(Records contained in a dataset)
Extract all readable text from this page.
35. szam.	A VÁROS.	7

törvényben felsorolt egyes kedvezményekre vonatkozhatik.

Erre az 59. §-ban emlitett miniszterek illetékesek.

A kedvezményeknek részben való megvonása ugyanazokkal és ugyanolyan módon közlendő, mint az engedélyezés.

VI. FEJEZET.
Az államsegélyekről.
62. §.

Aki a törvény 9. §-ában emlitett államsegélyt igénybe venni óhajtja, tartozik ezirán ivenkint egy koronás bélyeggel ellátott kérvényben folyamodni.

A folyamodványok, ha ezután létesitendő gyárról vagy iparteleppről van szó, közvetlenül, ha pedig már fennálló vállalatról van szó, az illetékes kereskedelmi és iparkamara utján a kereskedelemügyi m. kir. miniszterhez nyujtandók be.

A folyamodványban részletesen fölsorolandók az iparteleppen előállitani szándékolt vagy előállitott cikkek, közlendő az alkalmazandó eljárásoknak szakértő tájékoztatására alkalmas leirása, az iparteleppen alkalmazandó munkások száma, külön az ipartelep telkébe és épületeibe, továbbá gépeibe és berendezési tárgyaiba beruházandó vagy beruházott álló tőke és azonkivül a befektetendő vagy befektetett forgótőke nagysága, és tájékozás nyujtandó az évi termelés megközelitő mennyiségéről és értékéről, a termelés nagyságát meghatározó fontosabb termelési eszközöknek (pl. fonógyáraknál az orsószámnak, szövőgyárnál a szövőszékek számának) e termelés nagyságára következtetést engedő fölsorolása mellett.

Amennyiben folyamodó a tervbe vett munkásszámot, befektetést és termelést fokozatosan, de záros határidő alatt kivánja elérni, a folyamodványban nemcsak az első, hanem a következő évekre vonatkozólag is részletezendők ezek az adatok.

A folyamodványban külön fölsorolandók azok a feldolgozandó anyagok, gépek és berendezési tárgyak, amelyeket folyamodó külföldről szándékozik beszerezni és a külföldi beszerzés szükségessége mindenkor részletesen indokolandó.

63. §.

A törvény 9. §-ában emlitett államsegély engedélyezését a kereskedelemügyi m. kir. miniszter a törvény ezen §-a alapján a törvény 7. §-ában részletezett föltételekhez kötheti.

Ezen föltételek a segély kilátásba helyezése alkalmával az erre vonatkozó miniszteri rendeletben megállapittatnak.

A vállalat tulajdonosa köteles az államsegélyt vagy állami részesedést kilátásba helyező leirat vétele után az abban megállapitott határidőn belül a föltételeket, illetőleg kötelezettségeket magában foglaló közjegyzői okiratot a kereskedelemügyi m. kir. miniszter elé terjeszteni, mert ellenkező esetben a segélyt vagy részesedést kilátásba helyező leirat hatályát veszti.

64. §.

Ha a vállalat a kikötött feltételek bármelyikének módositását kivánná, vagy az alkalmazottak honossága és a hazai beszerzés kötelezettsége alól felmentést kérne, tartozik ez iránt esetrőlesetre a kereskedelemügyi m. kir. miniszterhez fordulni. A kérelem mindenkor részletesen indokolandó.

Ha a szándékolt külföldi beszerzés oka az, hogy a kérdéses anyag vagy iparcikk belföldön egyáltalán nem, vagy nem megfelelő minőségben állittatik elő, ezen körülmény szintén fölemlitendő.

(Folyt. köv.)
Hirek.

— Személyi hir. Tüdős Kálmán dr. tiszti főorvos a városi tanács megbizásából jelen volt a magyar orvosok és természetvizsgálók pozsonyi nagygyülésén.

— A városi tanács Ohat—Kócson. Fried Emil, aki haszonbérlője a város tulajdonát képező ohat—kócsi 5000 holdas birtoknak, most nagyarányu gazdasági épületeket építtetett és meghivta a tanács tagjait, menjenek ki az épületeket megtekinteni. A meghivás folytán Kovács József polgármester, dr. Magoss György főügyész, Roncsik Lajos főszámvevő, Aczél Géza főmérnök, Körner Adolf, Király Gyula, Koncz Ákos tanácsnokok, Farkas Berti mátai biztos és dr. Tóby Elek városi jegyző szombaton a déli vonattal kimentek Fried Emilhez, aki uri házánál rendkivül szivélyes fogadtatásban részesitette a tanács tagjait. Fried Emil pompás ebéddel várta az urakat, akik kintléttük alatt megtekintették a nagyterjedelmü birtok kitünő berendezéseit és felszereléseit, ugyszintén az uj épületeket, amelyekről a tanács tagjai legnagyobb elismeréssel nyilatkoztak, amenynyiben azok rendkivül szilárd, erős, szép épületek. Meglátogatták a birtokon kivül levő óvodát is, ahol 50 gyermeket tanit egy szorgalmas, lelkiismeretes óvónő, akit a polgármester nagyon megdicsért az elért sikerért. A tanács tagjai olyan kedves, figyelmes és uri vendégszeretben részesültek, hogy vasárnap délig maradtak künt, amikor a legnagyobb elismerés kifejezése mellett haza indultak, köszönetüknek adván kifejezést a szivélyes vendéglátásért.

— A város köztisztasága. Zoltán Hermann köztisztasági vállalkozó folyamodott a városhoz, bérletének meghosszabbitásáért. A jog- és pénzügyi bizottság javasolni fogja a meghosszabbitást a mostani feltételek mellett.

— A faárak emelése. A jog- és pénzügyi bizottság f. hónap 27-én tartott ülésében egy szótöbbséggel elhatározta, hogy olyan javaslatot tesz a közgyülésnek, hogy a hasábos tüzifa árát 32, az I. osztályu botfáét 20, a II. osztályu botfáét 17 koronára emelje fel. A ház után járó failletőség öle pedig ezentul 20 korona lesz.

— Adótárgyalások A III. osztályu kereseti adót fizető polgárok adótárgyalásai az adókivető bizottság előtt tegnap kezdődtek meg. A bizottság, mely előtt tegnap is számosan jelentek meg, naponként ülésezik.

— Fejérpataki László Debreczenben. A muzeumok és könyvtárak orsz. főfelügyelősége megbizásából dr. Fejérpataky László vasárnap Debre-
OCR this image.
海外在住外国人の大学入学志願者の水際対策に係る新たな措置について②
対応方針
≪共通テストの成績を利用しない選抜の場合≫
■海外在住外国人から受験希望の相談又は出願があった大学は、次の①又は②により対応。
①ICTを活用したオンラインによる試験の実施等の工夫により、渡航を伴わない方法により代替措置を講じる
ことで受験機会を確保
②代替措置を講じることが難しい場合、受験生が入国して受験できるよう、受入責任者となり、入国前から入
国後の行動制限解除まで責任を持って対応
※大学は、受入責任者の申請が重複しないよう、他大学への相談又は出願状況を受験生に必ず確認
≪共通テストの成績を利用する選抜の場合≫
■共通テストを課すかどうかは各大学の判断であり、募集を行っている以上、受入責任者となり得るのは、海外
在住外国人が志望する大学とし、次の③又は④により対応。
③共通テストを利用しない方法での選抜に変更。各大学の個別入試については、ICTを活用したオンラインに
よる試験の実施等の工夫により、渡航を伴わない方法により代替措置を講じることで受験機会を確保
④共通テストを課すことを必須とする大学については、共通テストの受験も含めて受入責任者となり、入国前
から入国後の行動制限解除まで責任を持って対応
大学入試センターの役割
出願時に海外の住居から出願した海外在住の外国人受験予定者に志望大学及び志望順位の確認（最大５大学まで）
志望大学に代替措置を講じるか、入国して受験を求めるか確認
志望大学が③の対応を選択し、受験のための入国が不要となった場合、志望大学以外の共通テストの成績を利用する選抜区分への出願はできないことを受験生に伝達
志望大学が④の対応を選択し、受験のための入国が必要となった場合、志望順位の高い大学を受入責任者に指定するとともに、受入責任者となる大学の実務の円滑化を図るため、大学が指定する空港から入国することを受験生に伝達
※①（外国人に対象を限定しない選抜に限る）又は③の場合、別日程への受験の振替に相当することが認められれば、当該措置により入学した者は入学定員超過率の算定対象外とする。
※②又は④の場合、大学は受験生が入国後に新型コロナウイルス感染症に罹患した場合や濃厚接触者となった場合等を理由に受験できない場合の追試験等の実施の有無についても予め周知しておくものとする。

WRITTEN EXERCISE → Output all of the material, please, exactly as it stands.

THE OUTPUT →
Extract all readable text from this page.
35. szam.	A VÁROS.	7

törvényben felsorolt egyes kedvezményekre vonatkozhatik.

Erre az 59. §-ban emlitett miniszterek illetékesek.

A kedvezményeknek részben való megvonása ugyanazokkal és ugyanolyan módon közlendő, mint az engedélyezés.

VI. FEJEZET.
Az államsegélyekről.
62. §.

Aki a törvény 9. §-ában emlitett államsegélyt igénybe venni óhajtja, tartozik ezirán ivenkint egy koronás bélyeggel ellátott kérvényben folyamodni.

A folyamodványok, ha ezután létesitendő gyárról vagy iparteleppről van szó, közvetlenül, ha pedig már fennálló vállalatról van szó, az illetékes kereskedelmi és iparkamara utján a kereskedelemügyi m. kir. miniszterhez nyujtandók be.

A folyamodványban részletesen fölsorolandók az iparteleppen előállitani szándékolt vagy előállitott cikkek, közlendő az alkalmazandó eljárásoknak szakértő tájékoztatására alkalmas leirása, az iparteleppen alkalmazandó munkások száma, külön az ipartelep telkébe és épületeibe, továbbá gépeibe és berendezési tárgyaiba beruházandó vagy beruházott álló tőke és azonkivül a befektetendő vagy befektetett forgótőke nagysága, és tájékozás nyujtandó az évi termelés megközelitő mennyiségéről és értékéről, a termelés nagyságát meghatározó fontosabb termelési eszközöknek (pl. fonógyáraknál az orsószámnak, szövőgyárnál a szövőszékek számának) e termelés nagyságára következtetést engedő fölsorolása mellett.

Amennyiben folyamodó a tervbe vett munkásszámot, befektetést és termelést fokozatosan, de záros határidő alatt kivánja elérni, a folyamodványban nemcsak az első, hanem a következő évekre vonatkozólag is részletezendők ezek az adatok.

A folyamodványban külön fölsorolandók azok a feldolgozandó anyagok, gépek és berendezési tárgyak, amelyeket folyamodó külföldről szándékozik beszerezni és a külföldi beszerzés szükségessége mindenkor részletesen indokolandó.

63. §.

A törvény 9. §-ában emlitett államsegély engedélyezését a kereskedelemügyi m. kir. miniszter a törvény ezen §-a alapján a törvény 7. §-ában részletezett föltételekhez kötheti.

Ezen föltételek a segély kilátásba helyezése alkalmával az erre vonatkozó miniszteri rendeletben megállapittatnak.

A vállalat tulajdonosa köteles az államsegélyt vagy állami részesedést kilátásba helyező leirat vétele után az abban megállapitott határidőn belül a föltételeket, illetőleg kötelezettségeket magában foglaló közjegyzői okiratot a kereskedelemügyi m. kir. miniszter elé terjeszteni, mert ellenkező esetben a segélyt vagy részesedést kilátásba helyező leirat hatályát veszti.

64. §.

Ha a vállalat a kikötött feltételek bármelyikének módositását kivánná, vagy az alkalmazottak honossága és a hazai beszerzés kötelezettsége alól felmentést kérne, tartozik ez iránt esetrőlesetre a kereskedelemügyi m. kir. miniszterhez fordulni. A kérelem mindenkor részletesen indokolandó.

Ha a szándékolt külföldi beszerzés oka az, hogy a kérdéses anyag vagy iparcikk belföldön egyáltalán nem, vagy nem megfelelő minőségben állittatik elő, ezen körülmény szintén fölemlitendő.

(Folyt. köv.)
Hirek.

— Személyi hir. Tüdős Kálmán dr. tiszti főorvos a városi tanács megbizásából jelen volt a magyar orvosok és természetvizsgálók pozsonyi nagygyülésén.

— A városi tanács Ohat—Kócson. Fried Emil, aki haszonbérlője a város tulajdonát képező ohat—kócsi 5000 holdas birtoknak, most nagyarányu gazdasági épületeket építtetett és meghivta a tanács tagjait, menjenek ki az épületeket megtekinteni. A meghivás folytán Kovács József polgármester, dr. Magoss György főügyész, Roncsik Lajos főszámvevő, Aczél Géza főmérnök, Körner Adolf, Király Gyula, Koncz Ákos tanácsnokok, Farkas Berti mátai biztos és dr. Tóby Elek városi jegyző szombaton a déli vonattal kimentek Fried Emilhez, aki uri házánál rendkivül szivélyes fogadtatásban részesitette a tanács tagjait. Fried Emil pompás ebéddel várta az urakat, akik kintléttük alatt megtekintették a nagyterjedelmü birtok kitünő berendezéseit és felszereléseit, ugyszintén az uj épületeket, amelyekről a tanács tagjai legnagyobb elismeréssel nyilatkoztak, amenynyiben azok rendkivül szilárd, erős, szép épületek. Meglátogatták a birtokon kivül levő óvodát is, ahol 50 gyermeket tanit egy szorgalmas, lelkiismeretes óvónő, akit a polgármester nagyon megdicsért az elért sikerért. A tanács tagjai olyan kedves, figyelmes és uri vendégszeretben részesültek, hogy vasárnap délig maradtak künt, amikor a legnagyobb elismerés kifejezése mellett haza indultak, köszönetüknek adván kifejezést a szivélyes vendéglátásért.

— A város köztisztasága. Zoltán Hermann köztisztasági vállalkozó folyamodott a városhoz, bérletének meghosszabbitásáért. A jog- és pénzügyi bizottság javasolni fogja a meghosszabbitást a mostani feltételek mellett.

— A faárak emelése. A jog- és pénzügyi bizottság f. hónap 27-én tartott ülésében egy szótöbbséggel elhatározta, hogy olyan javaslatot tesz a közgyülésnek, hogy a hasábos tüzifa árát 32, az I. osztályu botfáét 20, a II. osztályu botfáét 17 koronára emelje fel. A ház után járó failletőség öle pedig ezentul 20 korona lesz.

— Adótárgyalások A III. osztályu kereseti adót fizető polgárok adótárgyalásai az adókivető bizottság előtt tegnap kezdődtek meg. A bizottság, mely előtt tegnap is számosan jelentek meg, naponként ülésezik.

— Fejérpataki László Debreczenben. A muzeumok és könyvtárak orsz. főfelügyelősége megbizásából dr. Fejérpataky László vasárnap Debre-
OCR this image.
海外在住外国人の大学入学志願者の水際対策に係る新たな措置について②
対応方針
≪共通テストの成績を利用しない選抜の場合≫
■海外在住外国人から受験希望の相談又は出願があった大学は、次の①又は②により対応。
①ICTを活用したオンラインによる試験の実施等の工夫により、渡航を伴わない方法により代替措置を講じる
ことで受験機会を確保
②代替措置を講じることが難しい場合、受験生が入国して受験できるよう、受入責任者となり、入国前から入
国後の行動制限解除まで責任を持って対応
※大学は、受入責任者の申請が重複しないよう、他大学への相談又は出願状況を受験生に必ず確認
≪共通テストの成績を利用する選抜の場合≫
■共通テストを課すかどうかは各大学の判断であり、募集を行っている以上、受入責任者となり得るのは、海外
在住外国人が志望する大学とし、次の③又は④により対応。
③共通テストを利用しない方法での選抜に変更。各大学の個別入試については、ICTを活用したオンラインに
よる試験の実施等の工夫により、渡航を伴わない方法により代替措置を講じることで受験機会を確保
④共通テストを課すことを必須とする大学については、共通テストの受験も含めて受入責任者となり、入国前
から入国後の行動制限解除まで責任を持って対応
大学入試センターの役割
出願時に海外の住居から出願した海外在住の外国人受験予定者に志望大学及び志望順位の確認（最大５大学まで）
志望大学に代替措置を講じるか、入国して受験を求めるか確認
志望大学が③の対応を選択し、受験のための入国が不要となった場合、志望大学以外の共通テストの成績を利用する選抜区分への出願はできないことを受験生に伝達
志望大学が④の対応を選択し、受験のための入国が必要となった場合、志望順位の高い大学を受入責任者に指定するとともに、受入責任者となる大学の実務の円滑化を図るため、大学が指定する空港から入国することを受験生に伝達
※①（外国人に対象を限定しない選抜に限る）又は③の場合、別日程への受験の振替に相当することが認められれば、当該措置により入学した者は入学定員超過率の算定対象外とする。
※②又は④の場合、大学は受験生が入国後に新型コロナウイルス感染症に罹患した場合や濃厚接触者となった場合等を理由に受験できない場合の追試験等の実施の有無についても予め周知しておくものとする。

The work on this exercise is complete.